### WHAT YOU SHOULD DO
Output each entry verbatim and exclude every picture from it.
[Begin]
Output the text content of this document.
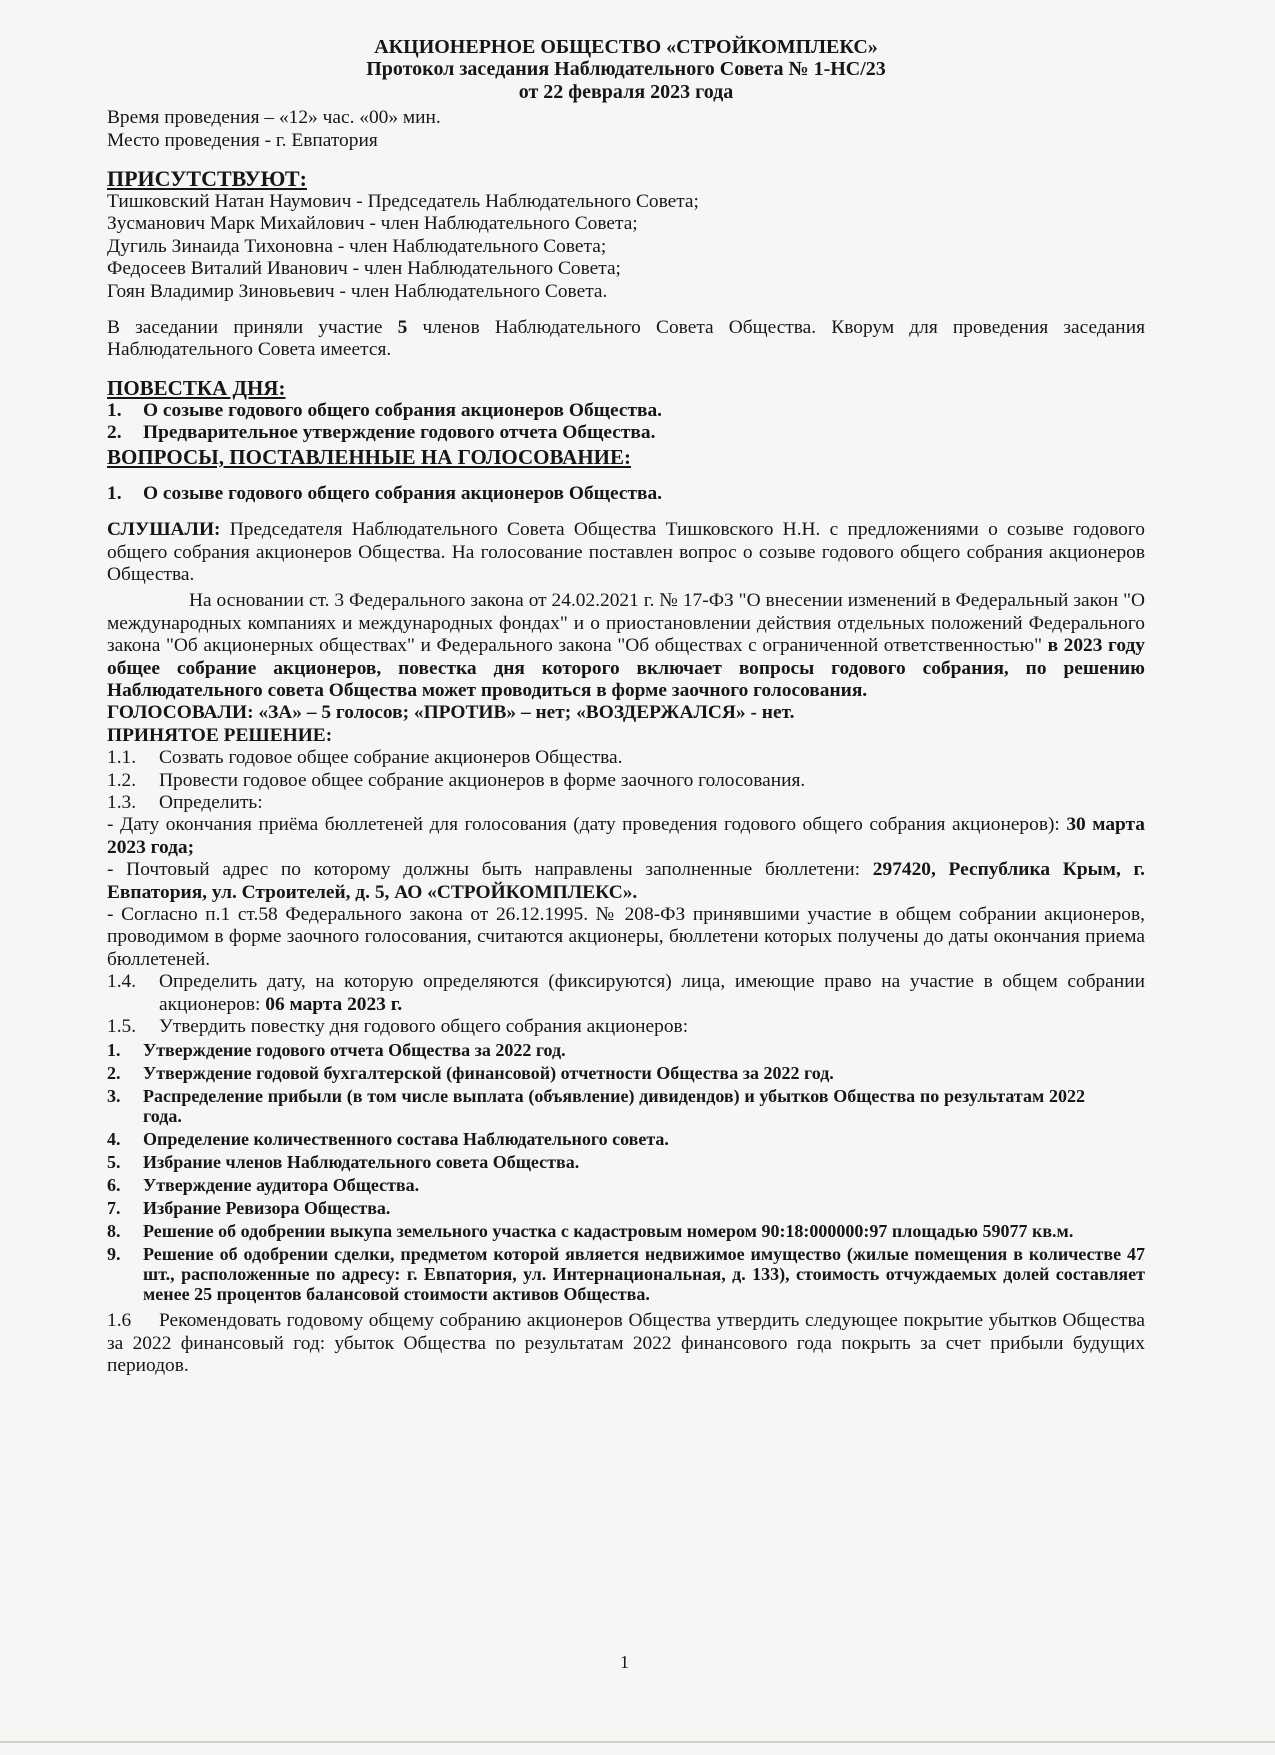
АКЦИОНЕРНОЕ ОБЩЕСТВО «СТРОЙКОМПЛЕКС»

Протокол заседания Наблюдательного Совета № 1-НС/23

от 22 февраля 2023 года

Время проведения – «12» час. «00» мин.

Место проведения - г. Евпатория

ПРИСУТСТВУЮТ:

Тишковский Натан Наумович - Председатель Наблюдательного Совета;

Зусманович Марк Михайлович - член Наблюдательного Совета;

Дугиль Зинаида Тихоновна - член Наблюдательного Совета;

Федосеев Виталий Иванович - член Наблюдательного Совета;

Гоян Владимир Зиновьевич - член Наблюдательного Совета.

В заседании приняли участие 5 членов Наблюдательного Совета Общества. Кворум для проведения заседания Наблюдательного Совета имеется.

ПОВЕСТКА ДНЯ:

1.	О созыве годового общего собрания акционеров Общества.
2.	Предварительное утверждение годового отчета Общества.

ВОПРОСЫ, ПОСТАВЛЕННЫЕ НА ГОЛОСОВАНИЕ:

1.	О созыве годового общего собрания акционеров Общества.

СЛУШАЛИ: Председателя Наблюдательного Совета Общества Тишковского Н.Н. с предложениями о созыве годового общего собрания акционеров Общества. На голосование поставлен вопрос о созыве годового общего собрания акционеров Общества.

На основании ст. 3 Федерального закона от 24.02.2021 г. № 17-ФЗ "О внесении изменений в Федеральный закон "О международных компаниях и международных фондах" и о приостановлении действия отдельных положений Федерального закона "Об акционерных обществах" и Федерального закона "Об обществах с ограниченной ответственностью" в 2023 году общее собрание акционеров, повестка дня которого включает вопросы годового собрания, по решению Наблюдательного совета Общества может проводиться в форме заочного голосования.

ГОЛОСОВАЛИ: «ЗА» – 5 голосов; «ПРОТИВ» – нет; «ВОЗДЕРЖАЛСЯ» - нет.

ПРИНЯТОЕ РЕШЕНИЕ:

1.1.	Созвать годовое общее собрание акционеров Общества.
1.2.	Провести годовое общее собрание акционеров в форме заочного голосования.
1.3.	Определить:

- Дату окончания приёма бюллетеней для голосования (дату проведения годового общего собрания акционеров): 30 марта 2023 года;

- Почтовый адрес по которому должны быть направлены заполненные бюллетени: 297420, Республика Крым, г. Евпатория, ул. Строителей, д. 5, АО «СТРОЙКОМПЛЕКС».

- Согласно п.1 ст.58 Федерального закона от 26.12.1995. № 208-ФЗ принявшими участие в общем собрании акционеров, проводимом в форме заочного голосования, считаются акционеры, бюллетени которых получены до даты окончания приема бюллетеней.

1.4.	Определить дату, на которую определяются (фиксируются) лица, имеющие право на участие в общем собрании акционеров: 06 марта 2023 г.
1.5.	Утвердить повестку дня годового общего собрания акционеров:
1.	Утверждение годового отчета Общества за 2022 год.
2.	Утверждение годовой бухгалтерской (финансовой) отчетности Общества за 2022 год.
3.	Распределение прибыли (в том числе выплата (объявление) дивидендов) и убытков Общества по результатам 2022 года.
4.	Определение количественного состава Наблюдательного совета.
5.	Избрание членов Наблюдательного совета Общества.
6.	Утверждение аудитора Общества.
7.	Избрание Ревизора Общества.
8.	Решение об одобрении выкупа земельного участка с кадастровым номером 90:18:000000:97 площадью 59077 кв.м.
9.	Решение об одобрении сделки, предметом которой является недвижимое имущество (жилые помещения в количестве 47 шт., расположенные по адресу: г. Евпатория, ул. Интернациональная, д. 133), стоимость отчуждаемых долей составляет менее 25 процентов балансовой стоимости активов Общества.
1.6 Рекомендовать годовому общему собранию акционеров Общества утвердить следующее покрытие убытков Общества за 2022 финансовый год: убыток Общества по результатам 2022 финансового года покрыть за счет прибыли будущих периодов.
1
[End]
### RESPONSE BELOW
Output the text content of this document.
АКЦИОНЕРНОЕ ОБЩЕСТВО «СТРОЙКОМПЛЕКС»

Протокол заседания Наблюдательного Совета № 1-НС/23

от 22 февраля 2023 года

Время проведения – «12» час. «00» мин.

Место проведения - г. Евпатория

ПРИСУТСТВУЮТ:

Тишковский Натан Наумович - Председатель Наблюдательного Совета;

Зусманович Марк Михайлович - член Наблюдательного Совета;

Дугиль Зинаида Тихоновна - член Наблюдательного Совета;

Федосеев Виталий Иванович - член Наблюдательного Совета;

Гоян Владимир Зиновьевич - член Наблюдательного Совета.

В заседании приняли участие 5 членов Наблюдательного Совета Общества. Кворум для проведения заседания Наблюдательного Совета имеется.

ПОВЕСТКА ДНЯ:

1.	О созыве годового общего собрания акционеров Общества.
2.	Предварительное утверждение годового отчета Общества.

ВОПРОСЫ, ПОСТАВЛЕННЫЕ НА ГОЛОСОВАНИЕ:

1.	О созыве годового общего собрания акционеров Общества.

СЛУШАЛИ: Председателя Наблюдательного Совета Общества Тишковского Н.Н. с предложениями о созыве годового общего собрания акционеров Общества. На голосование поставлен вопрос о созыве годового общего собрания акционеров Общества.

На основании ст. 3 Федерального закона от 24.02.2021 г. № 17-ФЗ "О внесении изменений в Федеральный закон "О международных компаниях и международных фондах" и о приостановлении действия отдельных положений Федерального закона "Об акционерных обществах" и Федерального закона "Об обществах с ограниченной ответственностью" в 2023 году общее собрание акционеров, повестка дня которого включает вопросы годового собрания, по решению Наблюдательного совета Общества может проводиться в форме заочного голосования.

ГОЛОСОВАЛИ: «ЗА» – 5 голосов; «ПРОТИВ» – нет; «ВОЗДЕРЖАЛСЯ» - нет.

ПРИНЯТОЕ РЕШЕНИЕ:

1.1.	Созвать годовое общее собрание акционеров Общества.
1.2.	Провести годовое общее собрание акционеров в форме заочного голосования.
1.3.	Определить:

- Дату окончания приёма бюллетеней для голосования (дату проведения годового общего собрания акционеров): 30 марта 2023 года;

- Почтовый адрес по которому должны быть направлены заполненные бюллетени: 297420, Республика Крым, г. Евпатория, ул. Строителей, д. 5, АО «СТРОЙКОМПЛЕКС».

- Согласно п.1 ст.58 Федерального закона от 26.12.1995. № 208-ФЗ принявшими участие в общем собрании акционеров, проводимом в форме заочного голосования, считаются акционеры, бюллетени которых получены до даты окончания приема бюллетеней.

1.4.	Определить дату, на которую определяются (фиксируются) лица, имеющие право на участие в общем собрании акционеров: 06 марта 2023 г.
1.5.	Утвердить повестку дня годового общего собрания акционеров:
1.	Утверждение годового отчета Общества за 2022 год.
2.	Утверждение годовой бухгалтерской (финансовой) отчетности Общества за 2022 год.
3.	Распределение прибыли (в том числе выплата (объявление) дивидендов) и убытков Общества по результатам 2022 года.
4.	Определение количественного состава Наблюдательного совета.
5.	Избрание членов Наблюдательного совета Общества.
6.	Утверждение аудитора Общества.
7.	Избрание Ревизора Общества.
8.	Решение об одобрении выкупа земельного участка с кадастровым номером 90:18:000000:97 площадью 59077 кв.м.
9.	Решение об одобрении сделки, предметом которой является недвижимое имущество (жилые помещения в количестве 47 шт., расположенные по адресу: г. Евпатория, ул. Интернациональная, д. 133), стоимость отчуждаемых долей составляет менее 25 процентов балансовой стоимости активов Общества.
1.6 Рекомендовать годовому общему собранию акционеров Общества утвердить следующее покрытие убытков Общества за 2022 финансовый год: убыток Общества по результатам 2022 финансового года покрыть за счет прибыли будущих периодов.
1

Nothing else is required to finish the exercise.